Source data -
[Start]
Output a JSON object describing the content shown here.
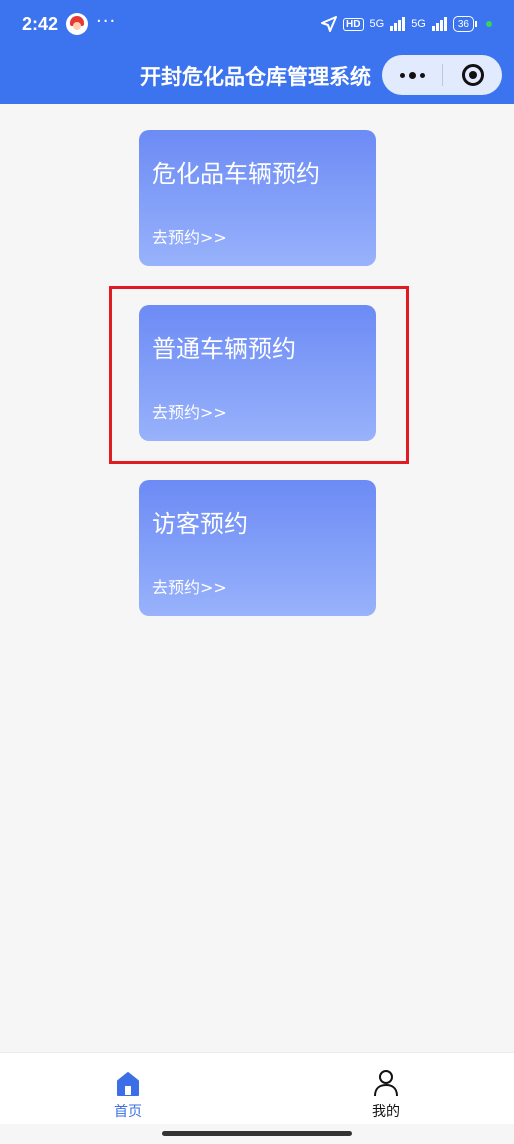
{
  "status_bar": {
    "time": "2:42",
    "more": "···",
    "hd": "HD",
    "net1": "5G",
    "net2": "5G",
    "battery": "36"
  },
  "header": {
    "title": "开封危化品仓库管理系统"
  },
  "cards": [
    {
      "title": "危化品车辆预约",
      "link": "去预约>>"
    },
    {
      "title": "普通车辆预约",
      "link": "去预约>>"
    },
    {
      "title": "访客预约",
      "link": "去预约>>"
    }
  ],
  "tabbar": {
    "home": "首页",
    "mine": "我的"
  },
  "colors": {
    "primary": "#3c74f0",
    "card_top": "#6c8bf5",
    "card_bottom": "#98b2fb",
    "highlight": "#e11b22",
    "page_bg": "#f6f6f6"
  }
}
[End]
[Start]
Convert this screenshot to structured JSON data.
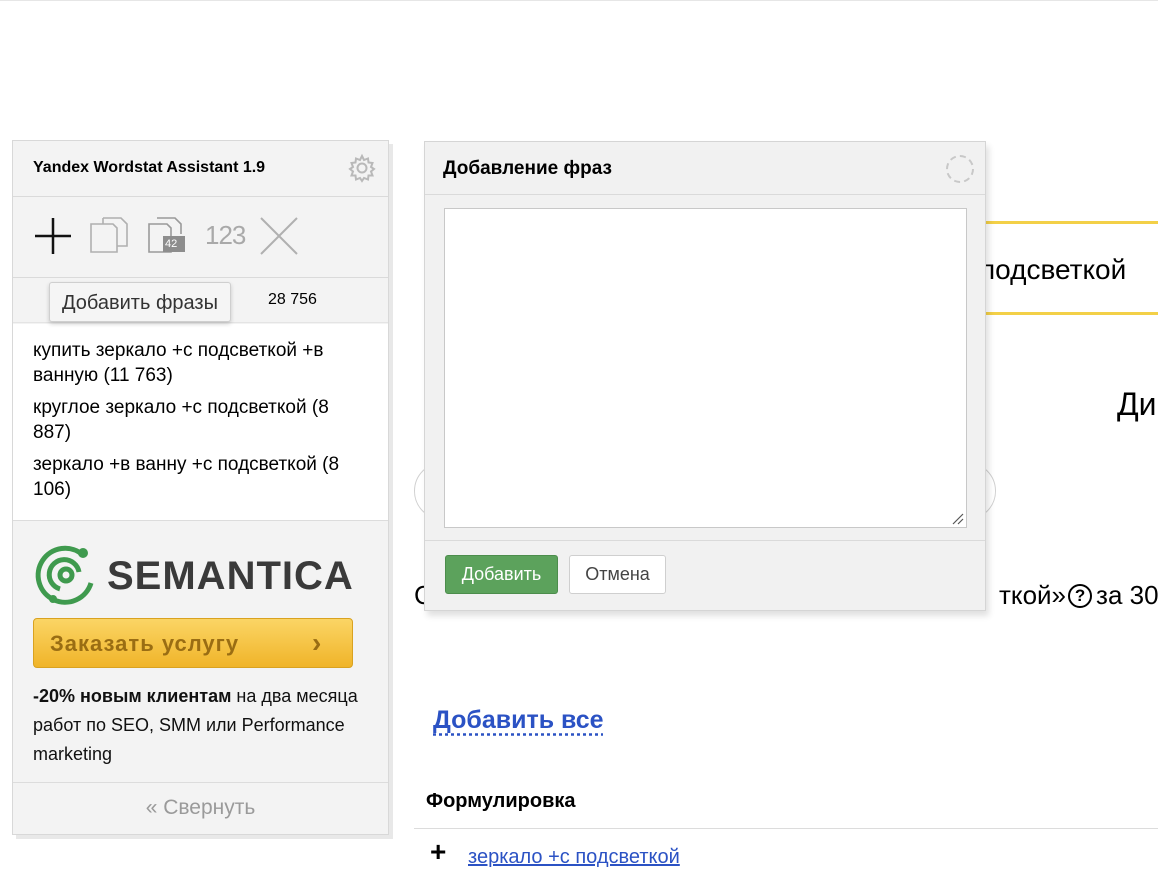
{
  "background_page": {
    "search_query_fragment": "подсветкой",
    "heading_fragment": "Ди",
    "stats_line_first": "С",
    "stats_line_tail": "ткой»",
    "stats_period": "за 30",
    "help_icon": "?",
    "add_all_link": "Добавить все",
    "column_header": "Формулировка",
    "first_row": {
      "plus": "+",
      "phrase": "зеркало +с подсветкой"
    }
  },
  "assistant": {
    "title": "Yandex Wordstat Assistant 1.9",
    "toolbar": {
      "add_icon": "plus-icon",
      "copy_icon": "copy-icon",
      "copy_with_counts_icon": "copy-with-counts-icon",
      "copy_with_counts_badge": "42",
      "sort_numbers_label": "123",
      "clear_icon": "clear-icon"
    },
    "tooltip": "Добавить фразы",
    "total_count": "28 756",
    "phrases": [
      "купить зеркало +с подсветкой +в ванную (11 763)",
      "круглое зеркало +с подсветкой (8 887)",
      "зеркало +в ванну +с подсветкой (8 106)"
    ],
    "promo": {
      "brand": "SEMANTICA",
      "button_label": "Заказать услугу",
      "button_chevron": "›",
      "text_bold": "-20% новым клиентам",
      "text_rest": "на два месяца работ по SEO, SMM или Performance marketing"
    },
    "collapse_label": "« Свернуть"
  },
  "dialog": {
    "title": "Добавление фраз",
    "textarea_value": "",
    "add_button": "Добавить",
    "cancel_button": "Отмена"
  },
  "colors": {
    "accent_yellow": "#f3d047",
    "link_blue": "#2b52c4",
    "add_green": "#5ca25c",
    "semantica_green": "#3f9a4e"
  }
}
[End]
Problem details - Only a number is wanted here: how many lines in the data above include the string "подсветкой"?

Full solution - 5